(Data excerpts)
*****

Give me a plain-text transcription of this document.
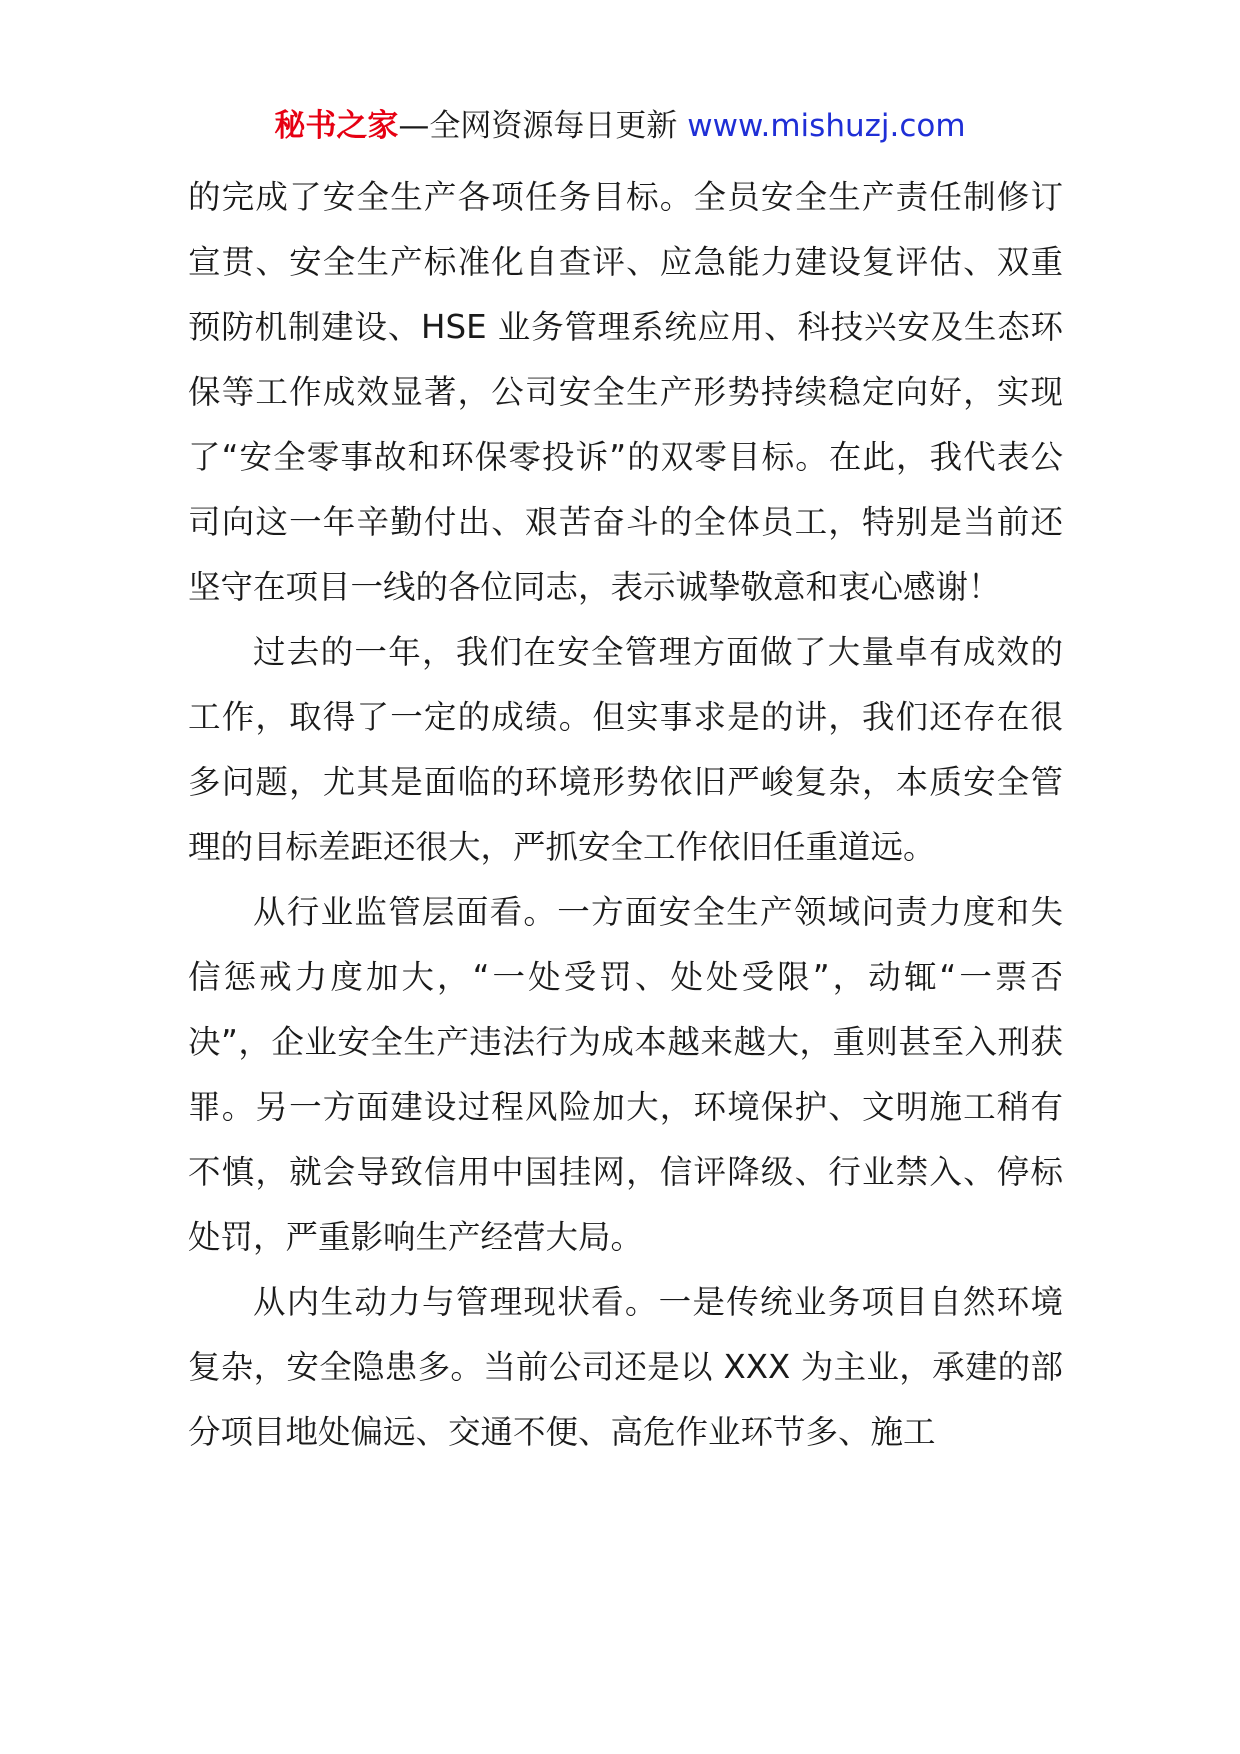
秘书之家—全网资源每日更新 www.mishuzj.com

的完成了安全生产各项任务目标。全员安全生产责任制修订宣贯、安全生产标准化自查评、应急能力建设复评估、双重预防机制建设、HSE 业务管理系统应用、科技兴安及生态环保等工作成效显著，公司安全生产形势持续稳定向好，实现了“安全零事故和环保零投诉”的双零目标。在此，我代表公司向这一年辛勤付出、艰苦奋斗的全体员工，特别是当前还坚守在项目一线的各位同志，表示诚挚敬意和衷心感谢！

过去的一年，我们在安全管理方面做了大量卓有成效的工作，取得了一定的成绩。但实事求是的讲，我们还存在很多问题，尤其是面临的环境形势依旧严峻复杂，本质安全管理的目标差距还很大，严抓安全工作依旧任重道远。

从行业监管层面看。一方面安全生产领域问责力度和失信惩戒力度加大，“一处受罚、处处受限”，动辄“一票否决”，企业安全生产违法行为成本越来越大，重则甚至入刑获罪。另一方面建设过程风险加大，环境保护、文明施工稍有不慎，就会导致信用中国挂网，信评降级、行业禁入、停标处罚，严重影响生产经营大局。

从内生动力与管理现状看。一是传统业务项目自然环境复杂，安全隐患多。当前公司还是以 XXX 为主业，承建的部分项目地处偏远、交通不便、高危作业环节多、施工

*****

Prompt :: Your task is to retype all the entries exactly and leave out any pictures.

Task result ::
Give me a plain-text transcription of this document.
秘书之家—全网资源每日更新 www.mishuzj.com

的完成了安全生产各项任务目标。全员安全生产责任制修订宣贯、安全生产标准化自查评、应急能力建设复评估、双重预防机制建设、HSE 业务管理系统应用、科技兴安及生态环保等工作成效显著，公司安全生产形势持续稳定向好，实现了“安全零事故和环保零投诉”的双零目标。在此，我代表公司向这一年辛勤付出、艰苦奋斗的全体员工，特别是当前还坚守在项目一线的各位同志，表示诚挚敬意和衷心感谢！

过去的一年，我们在安全管理方面做了大量卓有成效的工作，取得了一定的成绩。但实事求是的讲，我们还存在很多问题，尤其是面临的环境形势依旧严峻复杂，本质安全管理的目标差距还很大，严抓安全工作依旧任重道远。

从行业监管层面看。一方面安全生产领域问责力度和失信惩戒力度加大，“一处受罚、处处受限”，动辄“一票否决”，企业安全生产违法行为成本越来越大，重则甚至入刑获罪。另一方面建设过程风险加大，环境保护、文明施工稍有不慎，就会导致信用中国挂网，信评降级、行业禁入、停标处罚，严重影响生产经营大局。

从内生动力与管理现状看。一是传统业务项目自然环境复杂，安全隐患多。当前公司还是以 XXX 为主业，承建的部分项目地处偏远、交通不便、高危作业环节多、施工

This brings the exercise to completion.